→ **Stated goal**: Please repeat all of the lines that follow, exactly as written.

→ **Material provided**:

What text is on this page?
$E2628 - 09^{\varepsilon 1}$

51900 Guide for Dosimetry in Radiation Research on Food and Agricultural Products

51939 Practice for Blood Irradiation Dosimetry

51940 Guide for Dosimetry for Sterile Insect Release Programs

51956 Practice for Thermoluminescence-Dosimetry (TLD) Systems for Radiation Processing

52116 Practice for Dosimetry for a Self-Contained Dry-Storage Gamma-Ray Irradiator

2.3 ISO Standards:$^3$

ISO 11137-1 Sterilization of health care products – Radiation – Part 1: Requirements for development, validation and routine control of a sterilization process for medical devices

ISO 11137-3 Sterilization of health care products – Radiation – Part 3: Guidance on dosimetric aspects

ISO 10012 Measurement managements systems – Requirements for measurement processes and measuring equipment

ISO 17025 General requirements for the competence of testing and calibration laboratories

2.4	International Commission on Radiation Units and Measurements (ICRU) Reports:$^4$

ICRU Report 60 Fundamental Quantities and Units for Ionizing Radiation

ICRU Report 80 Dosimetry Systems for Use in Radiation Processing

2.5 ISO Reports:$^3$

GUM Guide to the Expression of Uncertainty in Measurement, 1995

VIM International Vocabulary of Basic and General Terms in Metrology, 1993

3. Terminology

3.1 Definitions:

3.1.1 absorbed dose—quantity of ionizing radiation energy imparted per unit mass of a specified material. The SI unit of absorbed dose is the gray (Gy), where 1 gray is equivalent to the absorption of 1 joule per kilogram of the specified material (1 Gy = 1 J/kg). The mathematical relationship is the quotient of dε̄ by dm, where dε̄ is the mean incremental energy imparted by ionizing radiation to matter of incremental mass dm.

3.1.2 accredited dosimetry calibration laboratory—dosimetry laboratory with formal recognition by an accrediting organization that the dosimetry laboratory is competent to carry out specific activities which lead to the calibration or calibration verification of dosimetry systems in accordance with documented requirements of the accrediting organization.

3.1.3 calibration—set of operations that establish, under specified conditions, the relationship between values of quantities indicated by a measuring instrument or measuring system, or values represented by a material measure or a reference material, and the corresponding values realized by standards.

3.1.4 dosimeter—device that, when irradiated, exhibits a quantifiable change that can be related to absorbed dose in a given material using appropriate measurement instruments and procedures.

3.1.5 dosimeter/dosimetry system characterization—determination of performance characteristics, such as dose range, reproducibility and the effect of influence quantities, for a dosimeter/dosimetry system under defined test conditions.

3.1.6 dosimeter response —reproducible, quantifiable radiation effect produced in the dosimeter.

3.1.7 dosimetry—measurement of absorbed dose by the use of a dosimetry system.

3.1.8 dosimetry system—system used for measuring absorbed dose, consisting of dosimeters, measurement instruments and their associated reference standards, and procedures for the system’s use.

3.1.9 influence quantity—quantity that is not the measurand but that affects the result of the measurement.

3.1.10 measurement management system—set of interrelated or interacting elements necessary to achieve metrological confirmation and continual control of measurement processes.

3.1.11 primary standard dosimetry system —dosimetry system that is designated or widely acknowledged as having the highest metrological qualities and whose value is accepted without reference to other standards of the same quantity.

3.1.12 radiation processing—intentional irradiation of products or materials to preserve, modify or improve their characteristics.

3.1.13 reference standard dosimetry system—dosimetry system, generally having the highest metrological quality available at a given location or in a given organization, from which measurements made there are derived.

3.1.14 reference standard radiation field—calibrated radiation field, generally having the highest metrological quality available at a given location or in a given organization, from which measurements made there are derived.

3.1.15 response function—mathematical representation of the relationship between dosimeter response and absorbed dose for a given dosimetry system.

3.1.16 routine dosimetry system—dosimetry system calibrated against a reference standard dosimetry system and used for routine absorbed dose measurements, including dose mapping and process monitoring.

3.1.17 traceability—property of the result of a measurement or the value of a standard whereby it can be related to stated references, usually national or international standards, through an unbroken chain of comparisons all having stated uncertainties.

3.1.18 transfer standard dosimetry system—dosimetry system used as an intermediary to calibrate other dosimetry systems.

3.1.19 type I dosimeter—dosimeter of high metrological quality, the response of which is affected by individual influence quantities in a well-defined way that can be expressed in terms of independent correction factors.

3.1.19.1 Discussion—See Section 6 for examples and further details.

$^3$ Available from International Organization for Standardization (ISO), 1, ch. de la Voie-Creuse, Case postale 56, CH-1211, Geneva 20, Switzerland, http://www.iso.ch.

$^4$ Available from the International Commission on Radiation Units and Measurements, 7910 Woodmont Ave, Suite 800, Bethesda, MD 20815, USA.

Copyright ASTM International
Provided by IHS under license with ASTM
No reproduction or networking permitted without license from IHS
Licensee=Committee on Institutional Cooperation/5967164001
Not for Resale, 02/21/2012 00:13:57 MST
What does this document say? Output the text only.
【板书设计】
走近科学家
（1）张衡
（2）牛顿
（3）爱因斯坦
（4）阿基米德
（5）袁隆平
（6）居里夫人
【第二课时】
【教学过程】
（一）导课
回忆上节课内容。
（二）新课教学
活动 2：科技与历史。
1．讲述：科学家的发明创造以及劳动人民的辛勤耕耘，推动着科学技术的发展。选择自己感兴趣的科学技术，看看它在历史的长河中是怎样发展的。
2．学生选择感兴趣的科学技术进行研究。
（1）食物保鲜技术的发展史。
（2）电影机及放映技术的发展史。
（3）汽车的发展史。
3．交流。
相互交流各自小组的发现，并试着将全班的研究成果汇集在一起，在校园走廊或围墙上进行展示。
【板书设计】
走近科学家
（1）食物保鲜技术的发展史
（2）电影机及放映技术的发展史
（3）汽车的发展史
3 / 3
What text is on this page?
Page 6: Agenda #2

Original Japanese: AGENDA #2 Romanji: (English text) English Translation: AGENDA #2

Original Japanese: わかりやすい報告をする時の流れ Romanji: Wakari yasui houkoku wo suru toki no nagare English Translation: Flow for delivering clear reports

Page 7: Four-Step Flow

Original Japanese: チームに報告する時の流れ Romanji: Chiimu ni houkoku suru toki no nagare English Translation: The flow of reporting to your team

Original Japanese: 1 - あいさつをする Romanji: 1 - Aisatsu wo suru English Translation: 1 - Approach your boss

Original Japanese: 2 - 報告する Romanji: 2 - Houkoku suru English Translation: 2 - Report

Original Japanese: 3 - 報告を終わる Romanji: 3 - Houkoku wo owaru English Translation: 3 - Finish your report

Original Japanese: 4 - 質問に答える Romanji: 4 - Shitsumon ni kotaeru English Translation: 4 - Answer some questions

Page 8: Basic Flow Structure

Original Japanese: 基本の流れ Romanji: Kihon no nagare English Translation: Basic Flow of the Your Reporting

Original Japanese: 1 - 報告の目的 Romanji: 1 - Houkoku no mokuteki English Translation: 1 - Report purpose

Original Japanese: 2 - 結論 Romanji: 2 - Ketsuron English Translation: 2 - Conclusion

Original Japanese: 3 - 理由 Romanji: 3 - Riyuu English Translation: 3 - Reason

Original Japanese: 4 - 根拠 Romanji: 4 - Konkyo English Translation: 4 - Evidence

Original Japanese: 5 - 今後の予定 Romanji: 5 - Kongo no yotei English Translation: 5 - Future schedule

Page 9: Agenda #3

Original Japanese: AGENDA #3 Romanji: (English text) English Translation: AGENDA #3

→ **Written answer**:
What text is on this page?
$E2628 - 09^{\varepsilon 1}$

51900 Guide for Dosimetry in Radiation Research on Food and Agricultural Products

51939 Practice for Blood Irradiation Dosimetry

51940 Guide for Dosimetry for Sterile Insect Release Programs

51956 Practice for Thermoluminescence-Dosimetry (TLD) Systems for Radiation Processing

52116 Practice for Dosimetry for a Self-Contained Dry-Storage Gamma-Ray Irradiator

2.3 ISO Standards:$^3$

ISO 11137-1 Sterilization of health care products – Radiation – Part 1: Requirements for development, validation and routine control of a sterilization process for medical devices

ISO 11137-3 Sterilization of health care products – Radiation – Part 3: Guidance on dosimetric aspects

ISO 10012 Measurement managements systems – Requirements for measurement processes and measuring equipment

ISO 17025 General requirements for the competence of testing and calibration laboratories

2.4	International Commission on Radiation Units and Measurements (ICRU) Reports:$^4$

ICRU Report 60 Fundamental Quantities and Units for Ionizing Radiation

ICRU Report 80 Dosimetry Systems for Use in Radiation Processing

2.5 ISO Reports:$^3$

GUM Guide to the Expression of Uncertainty in Measurement, 1995

VIM International Vocabulary of Basic and General Terms in Metrology, 1993

3. Terminology

3.1 Definitions:

3.1.1 absorbed dose—quantity of ionizing radiation energy imparted per unit mass of a specified material. The SI unit of absorbed dose is the gray (Gy), where 1 gray is equivalent to the absorption of 1 joule per kilogram of the specified material (1 Gy = 1 J/kg). The mathematical relationship is the quotient of dε̄ by dm, where dε̄ is the mean incremental energy imparted by ionizing radiation to matter of incremental mass dm.

3.1.2 accredited dosimetry calibration laboratory—dosimetry laboratory with formal recognition by an accrediting organization that the dosimetry laboratory is competent to carry out specific activities which lead to the calibration or calibration verification of dosimetry systems in accordance with documented requirements of the accrediting organization.

3.1.3 calibration—set of operations that establish, under specified conditions, the relationship between values of quantities indicated by a measuring instrument or measuring system, or values represented by a material measure or a reference material, and the corresponding values realized by standards.

3.1.4 dosimeter—device that, when irradiated, exhibits a quantifiable change that can be related to absorbed dose in a given material using appropriate measurement instruments and procedures.

3.1.5 dosimeter/dosimetry system characterization—determination of performance characteristics, such as dose range, reproducibility and the effect of influence quantities, for a dosimeter/dosimetry system under defined test conditions.

3.1.6 dosimeter response —reproducible, quantifiable radiation effect produced in the dosimeter.

3.1.7 dosimetry—measurement of absorbed dose by the use of a dosimetry system.

3.1.8 dosimetry system—system used for measuring absorbed dose, consisting of dosimeters, measurement instruments and their associated reference standards, and procedures for the system’s use.

3.1.9 influence quantity—quantity that is not the measurand but that affects the result of the measurement.

3.1.10 measurement management system—set of interrelated or interacting elements necessary to achieve metrological confirmation and continual control of measurement processes.

3.1.11 primary standard dosimetry system —dosimetry system that is designated or widely acknowledged as having the highest metrological qualities and whose value is accepted without reference to other standards of the same quantity.

3.1.12 radiation processing—intentional irradiation of products or materials to preserve, modify or improve their characteristics.

3.1.13 reference standard dosimetry system—dosimetry system, generally having the highest metrological quality available at a given location or in a given organization, from which measurements made there are derived.

3.1.14 reference standard radiation field—calibrated radiation field, generally having the highest metrological quality available at a given location or in a given organization, from which measurements made there are derived.

3.1.15 response function—mathematical representation of the relationship between dosimeter response and absorbed dose for a given dosimetry system.

3.1.16 routine dosimetry system—dosimetry system calibrated against a reference standard dosimetry system and used for routine absorbed dose measurements, including dose mapping and process monitoring.

3.1.17 traceability—property of the result of a measurement or the value of a standard whereby it can be related to stated references, usually national or international standards, through an unbroken chain of comparisons all having stated uncertainties.

3.1.18 transfer standard dosimetry system—dosimetry system used as an intermediary to calibrate other dosimetry systems.

3.1.19 type I dosimeter—dosimeter of high metrological quality, the response of which is affected by individual influence quantities in a well-defined way that can be expressed in terms of independent correction factors.

3.1.19.1 Discussion—See Section 6 for examples and further details.

$^3$ Available from International Organization for Standardization (ISO), 1, ch. de la Voie-Creuse, Case postale 56, CH-1211, Geneva 20, Switzerland, http://www.iso.ch.

$^4$ Available from the International Commission on Radiation Units and Measurements, 7910 Woodmont Ave, Suite 800, Bethesda, MD 20815, USA.

Copyright ASTM International
Provided by IHS under license with ASTM
No reproduction or networking permitted without license from IHS
Licensee=Committee on Institutional Cooperation/5967164001
Not for Resale, 02/21/2012 00:13:57 MST
What does this document say? Output the text only.
【板书设计】
走近科学家
（1）张衡
（2）牛顿
（3）爱因斯坦
（4）阿基米德
（5）袁隆平
（6）居里夫人
【第二课时】
【教学过程】
（一）导课
回忆上节课内容。
（二）新课教学
活动 2：科技与历史。
1．讲述：科学家的发明创造以及劳动人民的辛勤耕耘，推动着科学技术的发展。选择自己感兴趣的科学技术，看看它在历史的长河中是怎样发展的。
2．学生选择感兴趣的科学技术进行研究。
（1）食物保鲜技术的发展史。
（2）电影机及放映技术的发展史。
（3）汽车的发展史。
3．交流。
相互交流各自小组的发现，并试着将全班的研究成果汇集在一起，在校园走廊或围墙上进行展示。
【板书设计】
走近科学家
（1）食物保鲜技术的发展史
（2）电影机及放映技术的发展史
（3）汽车的发展史
3 / 3
What text is on this page?
Page 6: Agenda #2

Original Japanese: AGENDA #2 Romanji: (English text) English Translation: AGENDA #2

Original Japanese: わかりやすい報告をする時の流れ Romanji: Wakari yasui houkoku wo suru toki no nagare English Translation: Flow for delivering clear reports

Page 7: Four-Step Flow

Original Japanese: チームに報告する時の流れ Romanji: Chiimu ni houkoku suru toki no nagare English Translation: The flow of reporting to your team

Original Japanese: 1 - あいさつをする Romanji: 1 - Aisatsu wo suru English Translation: 1 - Approach your boss

Original Japanese: 2 - 報告する Romanji: 2 - Houkoku suru English Translation: 2 - Report

Original Japanese: 3 - 報告を終わる Romanji: 3 - Houkoku wo owaru English Translation: 3 - Finish your report

Original Japanese: 4 - 質問に答える Romanji: 4 - Shitsumon ni kotaeru English Translation: 4 - Answer some questions

Page 8: Basic Flow Structure

Original Japanese: 基本の流れ Romanji: Kihon no nagare English Translation: Basic Flow of the Your Reporting

Original Japanese: 1 - 報告の目的 Romanji: 1 - Houkoku no mokuteki English Translation: 1 - Report purpose

Original Japanese: 2 - 結論 Romanji: 2 - Ketsuron English Translation: 2 - Conclusion

Original Japanese: 3 - 理由 Romanji: 3 - Riyuu English Translation: 3 - Reason

Original Japanese: 4 - 根拠 Romanji: 4 - Konkyo English Translation: 4 - Evidence

Original Japanese: 5 - 今後の予定 Romanji: 5 - Kongo no yotei English Translation: 5 - Future schedule

Page 9: Agenda #3

Original Japanese: AGENDA #3 Romanji: (English text) English Translation: AGENDA #3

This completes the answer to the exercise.